Emsal Mahkeme Kararı Bakırköy 4. Asliye Ticaret Mahkemesi 2020/82 E. 2020/145 K. 12.02.2020 T.

Görüntülediğiniz mahkeme kararı henüz kesinleşmemiştir. Yararlı olması amacıyla eklenmiştir.

T.C. BAKIRKÖY 4. ASLİYE TİCARET MAHKEMESİ

ESAS NO : 2020/82 Esas
KARAR NO : 2020/145

DAVA : Menfi Tespit (Kambiyo Senetlerinden Kaynaklanan)
DAVA TARİHİ : 26/07/2019
KARAR TARİHİ : 12/02/2020
GEREKÇELİ KARARIN
YAZILDIĞI TARİH : 17/02/2020

Mahkememizde görülmekte olan Menfi Tespit (Kambiyo Senetlerinden Kaynaklanan) davasının yapılan açık yargılaması sonunda,
GEREĞİ DÜŞÜNÜLDÜ:
TALEP:Davacı dava dilekçesinde özetle; icra dosyasındaki alacaklının davacının öz dayısının oğlu olduğunu, davacının oğlu olan …un, davalının sahibi olduğu … Gıda firmasında satış elemanı olarak çalıştığı 2011 yılında işe başladığı zaman kefil olarak teminat senedi düzenlendiğini, davacının oğlunun davalının sahibi olduğu firmadan 2012 yılında ayrıldığını, dava konusu senedin kaybolduğu beyan edilerek kendilerine iade edilmediğini, davalı ile aralarında ticari bir ilişkinin bulunmadığını, takip konusu senede karşı kendisinin bir borcu bulunmadığını beyanla, tehiri icra kararı verilerek icra takibinin durdurulmasını ve borcunun bulunmadığının tespiti ile dava sonunda %20’den az olmamak üzere tazminat kararı verilmesini talep ve dava etmiştir.
CEVAP: Davalı vekili cevap dilekçesinde özetle; davacının iddialarının kötü niyetli olduğunu, davacının oğlunun şirkette çalışması nedeniyle senedi kefil ve teminat olarak verildiğinin iddia edildiğini, ancak senette keşidecinin davacı olduğunu, ne davacının ne de oğlunun davalı nezdinde sigortalı olarak çalışmadığını, davacının iddialarının gerçeği yansıtmadığını beyanla, haksız olan davanın reddini talep etmiştir.
Dosyanın incelenmesinde; davacı vekili tarafından davalı aleyhine itirazın iptali davası açılmış ise de, 01/01/2019 tarihinde yürürlüğe giren 7155 sayılı kanunun 20.maddesinde açıklandığı üzere, “…….ticari davalarda konusu bir miktar paranın ödenmesi olan alacak ve tazminat talepleri hakkında dava açılmadan önce Arabulucuya başvurulmuş olması dava şartıdır” ve aynı kanunun 23.maddesinin 2.fıkrasında “…..arabulucuya başvurulmadan dava açıldığının anlaşılması halinde herhangi bir işlem yapılmaksızın davanın dava şartı yokluğu sebebiyle usulden reddine karar verilir” denildiğinden davacı vekili tarafından davalı aleyhine açılan iş bu davada arabulucuya başvurma dava şartı gerçekleşmediğinden davanın dava şartı yokluğu sebebiyle usulden reddine karar vermek gerektiği sonuç ve kanaatine varılarak aşağıdaki hüküm kurulmuştur.

### Sorular ve görevler:
• a. Mahkeme kararına göre dava hangi tarihte açılmıştır?
• b. Satırlarda "cell-contact: 张占明 [137,418,234,431]" ifadesini içeren satırla açılıp "cell-phone: 17649826962 [234,99,350,112]" ifadesini içeren satırla kapanan bölümü, "cell-phone" yerine "cell-mobile" koyarak yeniden yazın; geri kalan her şey aynı kalsın.

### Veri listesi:
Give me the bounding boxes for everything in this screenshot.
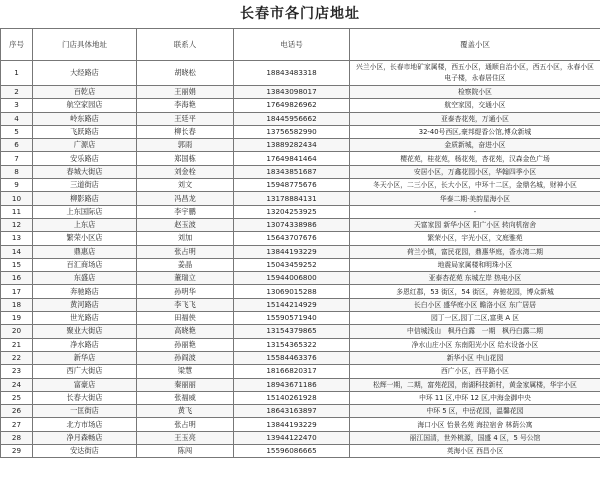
cell-contact: 张占明 [137,418,234,431]
cell-no: 26 [1,405,33,418]
cell-no: 4 [1,112,33,125]
cell-contact: 孙阎波 [137,351,234,364]
cell-contact: 王廷平 [137,112,234,125]
cell-contact: 王玉亮 [137,431,234,444]
cell-store: 上东店 [33,218,137,231]
cell-coverage: 繁荣小区，宇光小区，文庭雅苑 [350,232,600,245]
cell-no: 28 [1,431,33,444]
table-row [1,272,600,285]
cell-no: 5 [1,125,33,138]
cell-contact: 张占明 [137,245,234,258]
cell-no: 1 [1,61,33,86]
cell-phone: 18943671186 [234,378,350,391]
cell-store: 岭东路店 [33,112,137,125]
table-row [1,192,600,205]
table-row [1,205,600,218]
cell-store: 西广大街店 [33,365,137,378]
cell-coverage: 英海小区 西昌小区 [350,445,600,458]
cell-phone: 15643707676 [234,232,350,245]
cell-no: 15 [1,258,33,271]
page-title: 长春市各门店地址 [240,6,360,22]
cell-phone: 17649826962 [234,99,350,112]
cell-phone: 18643163897 [234,405,350,418]
cell-coverage: 西广小区，西平路小区 [350,365,600,378]
cell-coverage: 冬天小区，二三小区，长大小区，中环十二区，金鼎名城，财神小区 [350,179,600,192]
cell-phone: 18166820317 [234,365,350,378]
cell-no: 21 [1,338,33,351]
cell-coverage: 天富家园 新华小区 阳广小区 转向机宿舍 [350,218,600,231]
cell-store: 三道街店 [33,179,137,192]
header-phone: 电话号 [234,29,350,61]
cell-contact: 秦丽丽 [137,378,234,391]
cell-store: 柳影路店 [33,192,137,205]
table-row [1,165,600,178]
table-row [1,86,600,99]
cell-store: 净水路店 [33,338,137,351]
cell-coverage: 樱花苑，桂花苑，杨花苑，杏花苑，汉森金色广场 [350,152,600,165]
cell-phone: 15043459252 [234,258,350,271]
cell-phone: 13944122470 [234,431,350,444]
table-body [1,61,600,458]
cell-phone: 13844193229 [234,245,350,258]
cell-no: 25 [1,391,33,404]
cell-phone: 13154365322 [234,338,350,351]
table-row [1,405,600,418]
cell-coverage: 华泰二期·美韵星海小区 [350,192,600,205]
table-row [1,338,600,351]
cell-no: 23 [1,365,33,378]
cell-phone: 15140261928 [234,391,350,404]
cell-phone: 15584463376 [234,351,350,364]
cell-coverage: 多恩红郡，53 街区，54 街区，奔驰花园，博众新城 [350,285,600,298]
cell-phone: 13889282434 [234,139,350,152]
cell-no: 10 [1,192,33,205]
cell-coverage: 中环 5 区，中岳花园，温馨花园 [350,405,600,418]
cell-store: 新华店 [33,351,137,364]
cell-phone: 13154379865 [234,325,350,338]
cell-contact: 黄飞 [137,405,234,418]
table-row [1,152,600,165]
cell-coverage: 亚泰杏花苑，万通小区 [350,112,600,125]
cell-contact: 冯昌龙 [137,192,234,205]
cell-contact: 姜晶 [137,258,234,271]
cell-contact: 王丽娟 [137,86,234,99]
store-table [0,28,600,458]
cell-no: 22 [1,351,33,364]
table-row [1,365,600,378]
cell-phone: 13204253925 [234,205,350,218]
cell-coverage: 新华小区 中山花园 [350,351,600,364]
cell-contact: 董瑞立 [137,272,234,285]
cell-phone: 13069015288 [234,285,350,298]
cell-store: 世光路店 [33,312,137,325]
table-row [1,445,600,458]
table-row [1,99,600,112]
cell-store: 净月森畅店 [33,431,137,444]
cell-store: 长春大街店 [33,391,137,404]
cell-no: 20 [1,325,33,338]
table-row [1,61,600,86]
cell-phone: 13843098017 [234,86,350,99]
cell-no: 16 [1,272,33,285]
table-row [1,285,600,298]
cell-no: 9 [1,179,33,192]
table-row [1,391,600,404]
cell-coverage: 丽江国清，世外桃源，国盛 4 区，5 号公馆 [350,431,600,444]
table-row [1,378,600,391]
cell-contact: 郭雨 [137,139,234,152]
cell-coverage: 荷兰小镇，富民花园，鼎惠华庭，香水湾二期 [350,245,600,258]
cell-no: 17 [1,285,33,298]
cell-coverage: 兴兰小区，长春市地矿家属楼，西五小区，通顺自治小区，西五小区，永春小区电子楼，永春居住区 [350,61,600,86]
cell-contact: 孙丽艳 [137,338,234,351]
cell-no: 12 [1,218,33,231]
cell-no: 6 [1,139,33,152]
cell-store: 百汇商场店 [33,258,137,271]
cell-store: 黄河路店 [33,298,137,311]
cell-store: 鼎惠店 [33,245,137,258]
cell-contact: 刘金栓 [137,165,234,178]
cell-coverage: 安居小区，万鑫花园小区，华翰四季小区 [350,165,600,178]
cell-no: 29 [1,445,33,458]
cell-no: 2 [1,86,33,99]
cell-coverage: 松辉一期，二期，富苑花园，南湖科技新村，黄金家属楼，华宇小区 [350,378,600,391]
cell-contact: 孙明华 [137,285,234,298]
cell-contact: 高晓艳 [137,325,234,338]
cell-store: 聚业大街店 [33,325,137,338]
cell-phone: 15144214929 [234,298,350,311]
cell-contact: 李海艳 [137,99,234,112]
cell-store: 上东国际店 [33,205,137,218]
cell-no: 18 [1,298,33,311]
cell-contact: 张福威 [137,391,234,404]
cell-contact: 胡晓松 [137,61,234,86]
cell-store: 安达街店 [33,445,137,458]
cell-no: 11 [1,205,33,218]
cell-no: 19 [1,312,33,325]
cell-coverage: 32-40号西区,豪邦缇香公馆,博众新城 [350,125,600,138]
cell-phone: 18445956662 [234,112,350,125]
cell-store: 繁荣小区店 [33,232,137,245]
table-row [1,112,600,125]
cell-contact: 柳长春 [137,125,234,138]
cell-phone: 13178884131 [234,192,350,205]
table-header-row [1,29,600,61]
cell-phone: 15590571940 [234,312,350,325]
cell-store: 一匡街店 [33,405,137,418]
cell-contact: 李宇鹏 [137,205,234,218]
cell-contact: 李飞飞 [137,298,234,311]
cell-store: 奔驰路店 [33,285,137,298]
cell-coverage: 地震局家属楼和明珠小区 [350,258,600,271]
cell-phone: 13074338986 [234,218,350,231]
cell-no: 24 [1,378,33,391]
cell-no: 3 [1,99,33,112]
cell-contact: 田福侠 [137,312,234,325]
cell-phone: 18843483318 [234,61,350,86]
cell-coverage: 检察院小区 [350,86,600,99]
cell-store: 飞跃路店 [33,125,137,138]
cell-contact: 刘加 [137,232,234,245]
cell-contact: 郑国栋 [137,152,234,165]
table-row [1,312,600,325]
cell-phone: 13756582990 [234,125,350,138]
table-row [1,179,600,192]
table-row [1,125,600,138]
cell-phone: 15948775676 [234,179,350,192]
cell-contact: 赵玉波 [137,218,234,231]
cell-contact: 刘文 [137,179,234,192]
cell-coverage: 金质新城，奋进小区 [350,139,600,152]
cell-no: 8 [1,165,33,178]
table-row [1,258,600,271]
cell-coverage: 净水山庄小区 东南阳光小区 给水设备小区 [350,338,600,351]
cell-store: 广源店 [33,139,137,152]
cell-store: 航空家园店 [33,99,137,112]
cell-no: 27 [1,418,33,431]
table-row [1,298,600,311]
cell-coverage: 中环 11 区,中环 12 区,中海金御中央 [350,391,600,404]
header-contact: 联系人 [137,29,234,61]
cell-coverage: 中信城浅山 枫丹白露 一期 枫丹白露二期 [350,325,600,338]
cell-coverage: 长白小区 盛华庭小区 瞻洛小区 东广居居 [350,298,600,311]
cell-phone: 15596086665 [234,445,350,458]
cell-phone: 13844193229 [234,418,350,431]
cell-phone: 18343851687 [234,165,350,178]
cell-phone: 15944006800 [234,272,350,285]
table-row [1,139,600,152]
table-row [1,245,600,258]
cell-store: 北方市场店 [33,418,137,431]
header-store: 门店具体地址 [33,29,137,61]
table-row [1,232,600,245]
cell-no: 13 [1,232,33,245]
cell-coverage: 亚泰杏花苑 东城左岸 热电小区 [350,272,600,285]
cell-coverage: 园丁一区,园丁二区,富奥 A 区 [350,312,600,325]
cell-phone: 17649841464 [234,152,350,165]
header-no: 序号 [1,29,33,61]
cell-store: 大经路店 [33,61,137,86]
cell-store: 春城大街店 [33,165,137,178]
cell-store: 安乐路店 [33,152,137,165]
cell-store: 东盛店 [33,272,137,285]
cell-no: 14 [1,245,33,258]
table-row [1,431,600,444]
table-row [1,325,600,338]
cell-coverage: 海口小区 怡景名苑 海拉宿舍 林荫公寓 [350,418,600,431]
table-row [1,418,600,431]
table-row [1,218,600,231]
cell-no: 7 [1,152,33,165]
cell-coverage: - [350,205,600,218]
cell-store: 富豪店 [33,378,137,391]
cell-contact: 梁慧 [137,365,234,378]
cell-contact: 陈闯 [137,445,234,458]
cell-coverage: 航空家园，交通小区 [350,99,600,112]
table-row [1,351,600,364]
cell-store: 百乾店 [33,86,137,99]
header-coverage: 覆盖小区 [350,29,600,61]
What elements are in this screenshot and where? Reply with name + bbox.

### Görevlerin cevapları:
• a. Dava 26/07/2019 tarihinde açılmıştır.

• b.
cell-contact: 张占明 [137,418,234,431]
cell-no: 26 [1,405,33,418]
cell-no: 4 [1,112,33,125]
cell-contact: 孙阎波 [137,351,234,364]
cell-contact: 王廷平 [137,112,234,125]
cell-contact: 王玉亮 [137,431,234,444]
cell-store: 上东店 [33,218,137,231]
cell-coverage: 繁荣小区，宇光小区，文庭雅苑 [350,232,600,245]
cell-no: 28 [1,431,33,444]
table-row [1,272,600,285]
cell-no: 5 [1,125,33,138]
cell-contact: 张占明 [137,245,234,258]
cell-no: 1 [1,61,33,86]
cell-mobile: 18943671186 [234,378,350,391]
cell-store: 岭东路店 [33,112,137,125]
table-row [1,192,600,205]
table-row [1,205,600,218]
cell-store: 西广大街店 [33,365,137,378]
cell-coverage: 英海小区 西昌小区 [350,445,600,458]
cell-mobile: 15643707676 [234,232,350,245]
cell-no: 15 [1,258,33,271]
page-title: 长春市各门店地址 [240,6,360,22]
cell-mobile: 17649826962 [234,99,350,112]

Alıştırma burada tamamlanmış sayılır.